Repeat every record below exactly as written.

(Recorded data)
# # #

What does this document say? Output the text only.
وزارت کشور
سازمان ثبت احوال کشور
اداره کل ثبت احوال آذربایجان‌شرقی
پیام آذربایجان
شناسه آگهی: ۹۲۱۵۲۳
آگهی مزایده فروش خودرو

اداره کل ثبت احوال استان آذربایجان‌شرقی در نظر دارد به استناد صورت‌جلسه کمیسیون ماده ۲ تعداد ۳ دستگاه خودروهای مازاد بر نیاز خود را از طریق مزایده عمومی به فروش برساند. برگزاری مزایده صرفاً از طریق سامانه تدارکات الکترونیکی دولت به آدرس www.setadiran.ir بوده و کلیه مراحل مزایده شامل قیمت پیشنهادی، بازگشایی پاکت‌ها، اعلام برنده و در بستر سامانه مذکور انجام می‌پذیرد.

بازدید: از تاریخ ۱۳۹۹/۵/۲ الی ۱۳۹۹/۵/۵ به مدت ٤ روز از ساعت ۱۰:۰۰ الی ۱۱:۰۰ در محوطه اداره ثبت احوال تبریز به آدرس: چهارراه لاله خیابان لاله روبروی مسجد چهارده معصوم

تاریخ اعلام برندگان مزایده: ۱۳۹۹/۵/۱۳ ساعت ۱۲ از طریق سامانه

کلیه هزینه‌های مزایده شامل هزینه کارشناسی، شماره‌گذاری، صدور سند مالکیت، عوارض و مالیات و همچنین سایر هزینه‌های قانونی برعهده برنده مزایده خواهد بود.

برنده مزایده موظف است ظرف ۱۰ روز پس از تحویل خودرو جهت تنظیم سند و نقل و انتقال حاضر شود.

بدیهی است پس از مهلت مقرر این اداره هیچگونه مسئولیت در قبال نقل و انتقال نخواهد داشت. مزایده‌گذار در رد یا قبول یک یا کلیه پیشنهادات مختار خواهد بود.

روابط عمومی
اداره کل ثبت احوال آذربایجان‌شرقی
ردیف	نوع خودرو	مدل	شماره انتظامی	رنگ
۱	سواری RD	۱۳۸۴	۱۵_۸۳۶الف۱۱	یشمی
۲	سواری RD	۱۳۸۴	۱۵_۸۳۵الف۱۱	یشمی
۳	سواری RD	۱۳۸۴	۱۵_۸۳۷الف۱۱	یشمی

# # #

## Response to this exercise
What does this document say? Output the text only.
وزارت کشور
سازمان ثبت احوال کشور
اداره کل ثبت احوال آذربایجان‌شرقی
پیام آذربایجان
شناسه آگهی: ۹۲۱۵۲۳
آگهی مزایده فروش خودرو

اداره کل ثبت احوال استان آذربایجان‌شرقی در نظر دارد به استناد صورت‌جلسه کمیسیون ماده ۲ تعداد ۳ دستگاه خودروهای مازاد بر نیاز خود را از طریق مزایده عمومی به فروش برساند. برگزاری مزایده صرفاً از طریق سامانه تدارکات الکترونیکی دولت به آدرس www.setadiran.ir بوده و کلیه مراحل مزایده شامل قیمت پیشنهادی، بازگشایی پاکت‌ها، اعلام برنده و در بستر سامانه مذکور انجام می‌پذیرد.

بازدید: از تاریخ ۱۳۹۹/۵/۲ الی ۱۳۹۹/۵/۵ به مدت ٤ روز از ساعت ۱۰:۰۰ الی ۱۱:۰۰ در محوطه اداره ثبت احوال تبریز به آدرس: چهارراه لاله خیابان لاله روبروی مسجد چهارده معصوم

تاریخ اعلام برندگان مزایده: ۱۳۹۹/۵/۱۳ ساعت ۱۲ از طریق سامانه

کلیه هزینه‌های مزایده شامل هزینه کارشناسی، شماره‌گذاری، صدور سند مالکیت، عوارض و مالیات و همچنین سایر هزینه‌های قانونی برعهده برنده مزایده خواهد بود.

برنده مزایده موظف است ظرف ۱۰ روز پس از تحویل خودرو جهت تنظیم سند و نقل و انتقال حاضر شود.

بدیهی است پس از مهلت مقرر این اداره هیچگونه مسئولیت در قبال نقل و انتقال نخواهد داشت. مزایده‌گذار در رد یا قبول یک یا کلیه پیشنهادات مختار خواهد بود.

روابط عمومی
اداره کل ثبت احوال آذربایجان‌شرقی
ردیف	نوع خودرو	مدل	شماره انتظامی	رنگ
۱	سواری RD	۱۳۸۴	۱۵_۸۳۶الف۱۱	یشمی
۲	سواری RD	۱۳۸۴	۱۵_۸۳۵الف۱۱	یشمی
۳	سواری RD	۱۳۸۴	۱۵_۸۳۷الف۱۱	یشمی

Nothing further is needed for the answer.